-- Aim of the task --
Examine each line of the data. Copy those that contain the string "What".
Start of Information supplied
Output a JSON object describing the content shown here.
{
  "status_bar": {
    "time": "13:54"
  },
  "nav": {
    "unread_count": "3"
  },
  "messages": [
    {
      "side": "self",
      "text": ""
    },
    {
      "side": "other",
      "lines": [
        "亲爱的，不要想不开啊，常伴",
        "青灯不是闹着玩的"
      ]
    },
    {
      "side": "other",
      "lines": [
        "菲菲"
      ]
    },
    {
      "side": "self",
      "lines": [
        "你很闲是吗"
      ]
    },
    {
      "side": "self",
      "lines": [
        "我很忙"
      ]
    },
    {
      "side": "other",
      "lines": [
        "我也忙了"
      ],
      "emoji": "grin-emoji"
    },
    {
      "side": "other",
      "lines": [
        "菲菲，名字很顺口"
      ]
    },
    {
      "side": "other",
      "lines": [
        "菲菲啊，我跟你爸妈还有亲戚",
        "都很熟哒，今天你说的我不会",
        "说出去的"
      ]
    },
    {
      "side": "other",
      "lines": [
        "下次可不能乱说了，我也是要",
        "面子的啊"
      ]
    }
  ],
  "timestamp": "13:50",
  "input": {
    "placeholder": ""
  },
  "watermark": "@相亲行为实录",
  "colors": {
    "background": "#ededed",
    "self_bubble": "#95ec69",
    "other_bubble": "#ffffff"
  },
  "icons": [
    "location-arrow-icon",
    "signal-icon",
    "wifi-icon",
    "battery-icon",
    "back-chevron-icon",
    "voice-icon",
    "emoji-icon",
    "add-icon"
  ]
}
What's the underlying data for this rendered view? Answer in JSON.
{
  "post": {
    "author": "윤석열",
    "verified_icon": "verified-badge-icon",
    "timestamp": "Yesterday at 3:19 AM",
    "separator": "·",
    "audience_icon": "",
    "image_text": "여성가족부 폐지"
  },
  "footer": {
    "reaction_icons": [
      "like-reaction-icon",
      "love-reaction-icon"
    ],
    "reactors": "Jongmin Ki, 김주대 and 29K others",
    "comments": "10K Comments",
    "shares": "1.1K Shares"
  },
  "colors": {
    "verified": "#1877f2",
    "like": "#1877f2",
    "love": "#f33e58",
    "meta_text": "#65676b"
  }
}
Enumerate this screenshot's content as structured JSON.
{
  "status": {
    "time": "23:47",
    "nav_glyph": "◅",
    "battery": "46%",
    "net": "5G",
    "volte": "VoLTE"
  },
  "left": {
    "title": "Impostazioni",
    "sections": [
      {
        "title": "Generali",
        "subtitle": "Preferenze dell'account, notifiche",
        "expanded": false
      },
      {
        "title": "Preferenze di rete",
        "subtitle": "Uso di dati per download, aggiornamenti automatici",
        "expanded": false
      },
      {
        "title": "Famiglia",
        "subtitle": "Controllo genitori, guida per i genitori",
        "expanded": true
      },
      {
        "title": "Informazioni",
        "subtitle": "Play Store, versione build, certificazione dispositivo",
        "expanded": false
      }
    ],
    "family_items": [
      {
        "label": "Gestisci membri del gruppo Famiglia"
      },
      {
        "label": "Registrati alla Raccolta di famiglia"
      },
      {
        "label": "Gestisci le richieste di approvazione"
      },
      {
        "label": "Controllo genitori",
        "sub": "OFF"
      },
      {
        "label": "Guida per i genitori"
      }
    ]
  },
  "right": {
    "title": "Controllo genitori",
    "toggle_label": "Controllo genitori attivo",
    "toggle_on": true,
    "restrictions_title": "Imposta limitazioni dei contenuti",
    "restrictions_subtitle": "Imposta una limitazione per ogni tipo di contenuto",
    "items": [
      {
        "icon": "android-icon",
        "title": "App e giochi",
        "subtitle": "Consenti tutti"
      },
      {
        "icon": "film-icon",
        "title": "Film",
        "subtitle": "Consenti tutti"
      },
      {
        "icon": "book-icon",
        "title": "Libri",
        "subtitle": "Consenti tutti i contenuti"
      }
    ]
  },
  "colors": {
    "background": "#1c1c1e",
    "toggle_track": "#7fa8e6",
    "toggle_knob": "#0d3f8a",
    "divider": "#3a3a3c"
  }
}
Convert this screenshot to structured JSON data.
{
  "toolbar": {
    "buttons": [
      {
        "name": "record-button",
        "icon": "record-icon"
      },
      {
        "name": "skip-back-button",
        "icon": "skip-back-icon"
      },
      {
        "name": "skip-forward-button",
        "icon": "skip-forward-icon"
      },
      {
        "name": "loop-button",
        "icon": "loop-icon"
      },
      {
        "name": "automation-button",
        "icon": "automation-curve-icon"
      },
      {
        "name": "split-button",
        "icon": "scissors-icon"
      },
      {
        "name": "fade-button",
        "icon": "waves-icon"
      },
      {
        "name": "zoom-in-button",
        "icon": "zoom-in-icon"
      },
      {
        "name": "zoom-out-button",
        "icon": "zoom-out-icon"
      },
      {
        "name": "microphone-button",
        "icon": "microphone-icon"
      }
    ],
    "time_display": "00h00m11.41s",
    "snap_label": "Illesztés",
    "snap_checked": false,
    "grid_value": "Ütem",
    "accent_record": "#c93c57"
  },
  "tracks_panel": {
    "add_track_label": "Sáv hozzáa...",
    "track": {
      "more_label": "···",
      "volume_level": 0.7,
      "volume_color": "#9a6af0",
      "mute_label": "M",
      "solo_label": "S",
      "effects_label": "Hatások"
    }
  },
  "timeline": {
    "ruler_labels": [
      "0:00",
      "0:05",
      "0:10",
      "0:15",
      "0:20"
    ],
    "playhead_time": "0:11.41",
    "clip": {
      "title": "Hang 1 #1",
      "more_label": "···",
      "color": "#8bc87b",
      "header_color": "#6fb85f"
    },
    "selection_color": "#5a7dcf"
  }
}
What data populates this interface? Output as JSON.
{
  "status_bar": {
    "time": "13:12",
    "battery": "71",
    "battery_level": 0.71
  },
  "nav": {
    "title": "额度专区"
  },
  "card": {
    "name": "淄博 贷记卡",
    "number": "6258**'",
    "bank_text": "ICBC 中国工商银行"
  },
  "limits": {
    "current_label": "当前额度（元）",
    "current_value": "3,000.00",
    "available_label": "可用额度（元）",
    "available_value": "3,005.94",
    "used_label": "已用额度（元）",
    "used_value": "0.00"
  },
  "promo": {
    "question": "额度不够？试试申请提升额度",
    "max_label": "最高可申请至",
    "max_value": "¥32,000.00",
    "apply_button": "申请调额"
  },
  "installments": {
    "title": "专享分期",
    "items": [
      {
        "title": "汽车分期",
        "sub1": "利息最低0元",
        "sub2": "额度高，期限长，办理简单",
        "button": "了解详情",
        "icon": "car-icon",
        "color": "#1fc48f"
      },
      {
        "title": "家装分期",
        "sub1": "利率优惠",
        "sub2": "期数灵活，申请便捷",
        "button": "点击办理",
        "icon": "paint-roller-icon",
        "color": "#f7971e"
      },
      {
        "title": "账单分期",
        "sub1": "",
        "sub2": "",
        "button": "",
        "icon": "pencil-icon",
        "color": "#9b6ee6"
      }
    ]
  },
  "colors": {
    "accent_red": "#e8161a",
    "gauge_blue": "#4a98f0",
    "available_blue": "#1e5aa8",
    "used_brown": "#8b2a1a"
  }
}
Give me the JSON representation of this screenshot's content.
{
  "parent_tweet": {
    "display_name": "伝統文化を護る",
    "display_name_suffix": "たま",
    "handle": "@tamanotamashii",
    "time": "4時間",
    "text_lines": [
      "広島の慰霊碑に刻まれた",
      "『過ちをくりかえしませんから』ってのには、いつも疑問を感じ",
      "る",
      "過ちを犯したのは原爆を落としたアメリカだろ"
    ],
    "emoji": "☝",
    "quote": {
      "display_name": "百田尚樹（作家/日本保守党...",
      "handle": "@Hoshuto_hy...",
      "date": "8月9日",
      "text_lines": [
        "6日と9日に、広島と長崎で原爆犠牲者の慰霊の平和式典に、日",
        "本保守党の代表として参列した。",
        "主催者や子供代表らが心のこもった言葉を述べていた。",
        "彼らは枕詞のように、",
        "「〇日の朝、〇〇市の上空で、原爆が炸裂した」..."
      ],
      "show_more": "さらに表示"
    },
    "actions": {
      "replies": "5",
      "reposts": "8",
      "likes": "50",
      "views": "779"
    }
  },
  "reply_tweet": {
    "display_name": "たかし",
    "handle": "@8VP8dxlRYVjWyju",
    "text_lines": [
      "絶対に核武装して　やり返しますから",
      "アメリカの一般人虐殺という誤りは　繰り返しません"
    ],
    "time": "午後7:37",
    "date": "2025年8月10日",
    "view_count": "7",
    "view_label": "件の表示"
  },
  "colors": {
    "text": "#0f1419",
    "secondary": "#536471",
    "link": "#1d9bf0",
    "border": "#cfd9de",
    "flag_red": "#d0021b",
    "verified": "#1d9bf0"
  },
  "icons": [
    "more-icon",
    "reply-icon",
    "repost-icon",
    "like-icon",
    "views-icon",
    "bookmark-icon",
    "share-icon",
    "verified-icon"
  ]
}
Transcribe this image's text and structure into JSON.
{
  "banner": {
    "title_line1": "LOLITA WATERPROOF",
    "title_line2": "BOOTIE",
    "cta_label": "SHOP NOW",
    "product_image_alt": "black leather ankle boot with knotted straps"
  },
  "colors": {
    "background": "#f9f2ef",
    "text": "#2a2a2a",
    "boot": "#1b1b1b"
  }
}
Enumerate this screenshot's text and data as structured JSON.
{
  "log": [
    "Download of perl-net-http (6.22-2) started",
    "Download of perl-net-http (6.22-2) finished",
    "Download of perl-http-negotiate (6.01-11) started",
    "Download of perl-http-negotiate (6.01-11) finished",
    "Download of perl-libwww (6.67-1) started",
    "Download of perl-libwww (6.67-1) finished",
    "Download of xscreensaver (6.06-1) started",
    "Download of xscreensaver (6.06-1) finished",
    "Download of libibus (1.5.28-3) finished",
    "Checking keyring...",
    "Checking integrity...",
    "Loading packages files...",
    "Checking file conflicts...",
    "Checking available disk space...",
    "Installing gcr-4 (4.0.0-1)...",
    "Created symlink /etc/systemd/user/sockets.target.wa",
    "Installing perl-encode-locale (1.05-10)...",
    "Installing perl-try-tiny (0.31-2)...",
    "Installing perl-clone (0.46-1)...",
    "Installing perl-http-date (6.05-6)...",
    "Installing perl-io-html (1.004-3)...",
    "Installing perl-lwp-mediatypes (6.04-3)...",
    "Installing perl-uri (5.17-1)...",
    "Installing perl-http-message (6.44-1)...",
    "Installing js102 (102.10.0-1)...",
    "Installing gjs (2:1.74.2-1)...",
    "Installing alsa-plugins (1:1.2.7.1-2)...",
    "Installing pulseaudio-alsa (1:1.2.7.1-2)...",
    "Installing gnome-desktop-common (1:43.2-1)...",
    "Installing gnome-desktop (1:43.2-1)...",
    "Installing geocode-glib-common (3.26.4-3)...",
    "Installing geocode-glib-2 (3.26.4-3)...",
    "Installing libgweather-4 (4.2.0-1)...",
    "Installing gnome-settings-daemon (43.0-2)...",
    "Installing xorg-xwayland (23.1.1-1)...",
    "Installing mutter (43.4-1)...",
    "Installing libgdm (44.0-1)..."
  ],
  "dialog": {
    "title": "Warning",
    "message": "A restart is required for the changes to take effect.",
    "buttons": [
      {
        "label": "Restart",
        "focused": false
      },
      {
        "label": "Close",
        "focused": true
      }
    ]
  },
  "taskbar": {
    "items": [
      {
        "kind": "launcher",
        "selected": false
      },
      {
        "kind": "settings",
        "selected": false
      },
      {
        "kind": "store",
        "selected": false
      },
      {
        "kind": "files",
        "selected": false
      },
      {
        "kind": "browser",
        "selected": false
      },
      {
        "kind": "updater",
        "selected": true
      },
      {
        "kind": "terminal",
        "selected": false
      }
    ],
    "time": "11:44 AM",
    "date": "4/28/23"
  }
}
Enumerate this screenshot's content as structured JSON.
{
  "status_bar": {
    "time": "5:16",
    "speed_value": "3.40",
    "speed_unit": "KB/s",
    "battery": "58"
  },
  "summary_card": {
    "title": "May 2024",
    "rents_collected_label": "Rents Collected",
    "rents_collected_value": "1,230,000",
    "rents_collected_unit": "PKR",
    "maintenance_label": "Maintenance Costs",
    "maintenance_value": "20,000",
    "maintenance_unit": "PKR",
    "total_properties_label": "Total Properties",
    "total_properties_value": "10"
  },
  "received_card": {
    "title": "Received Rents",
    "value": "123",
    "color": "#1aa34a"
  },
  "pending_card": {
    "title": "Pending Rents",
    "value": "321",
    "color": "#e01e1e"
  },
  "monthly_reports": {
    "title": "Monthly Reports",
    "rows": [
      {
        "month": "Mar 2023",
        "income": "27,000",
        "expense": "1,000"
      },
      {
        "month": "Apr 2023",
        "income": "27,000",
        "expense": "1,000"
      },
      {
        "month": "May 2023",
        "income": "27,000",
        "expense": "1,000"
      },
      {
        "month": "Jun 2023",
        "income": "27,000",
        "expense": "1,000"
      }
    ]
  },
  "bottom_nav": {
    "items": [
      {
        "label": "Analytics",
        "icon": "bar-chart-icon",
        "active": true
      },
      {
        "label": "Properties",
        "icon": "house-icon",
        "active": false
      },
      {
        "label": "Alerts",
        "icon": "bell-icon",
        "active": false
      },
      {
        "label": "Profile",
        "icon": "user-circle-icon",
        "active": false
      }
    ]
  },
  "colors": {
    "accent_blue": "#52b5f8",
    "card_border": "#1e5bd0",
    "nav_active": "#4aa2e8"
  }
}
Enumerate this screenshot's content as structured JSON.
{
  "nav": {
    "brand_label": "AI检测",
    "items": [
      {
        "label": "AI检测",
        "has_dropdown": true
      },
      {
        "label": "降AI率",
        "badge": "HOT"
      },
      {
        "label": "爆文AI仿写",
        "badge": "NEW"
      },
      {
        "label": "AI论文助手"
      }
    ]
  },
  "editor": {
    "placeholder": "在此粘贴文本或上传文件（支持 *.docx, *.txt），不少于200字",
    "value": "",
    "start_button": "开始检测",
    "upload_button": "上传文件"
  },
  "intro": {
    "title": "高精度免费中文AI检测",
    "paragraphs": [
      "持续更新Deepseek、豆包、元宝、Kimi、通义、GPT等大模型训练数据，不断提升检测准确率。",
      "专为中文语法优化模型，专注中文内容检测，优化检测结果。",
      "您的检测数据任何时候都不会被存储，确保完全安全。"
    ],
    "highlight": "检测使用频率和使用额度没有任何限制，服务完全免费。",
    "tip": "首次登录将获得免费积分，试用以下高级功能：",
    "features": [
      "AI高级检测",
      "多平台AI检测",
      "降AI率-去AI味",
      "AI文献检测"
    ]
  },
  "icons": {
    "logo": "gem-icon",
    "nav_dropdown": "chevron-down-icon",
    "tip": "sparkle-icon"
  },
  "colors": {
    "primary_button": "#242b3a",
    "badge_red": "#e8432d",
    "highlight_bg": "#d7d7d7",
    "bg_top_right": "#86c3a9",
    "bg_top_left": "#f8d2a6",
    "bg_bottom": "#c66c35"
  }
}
End of Information supplied
-- Worked solution --
What's the underlying data for this rendered view? Answer in JSON.
What data populates this interface? Output as JSON.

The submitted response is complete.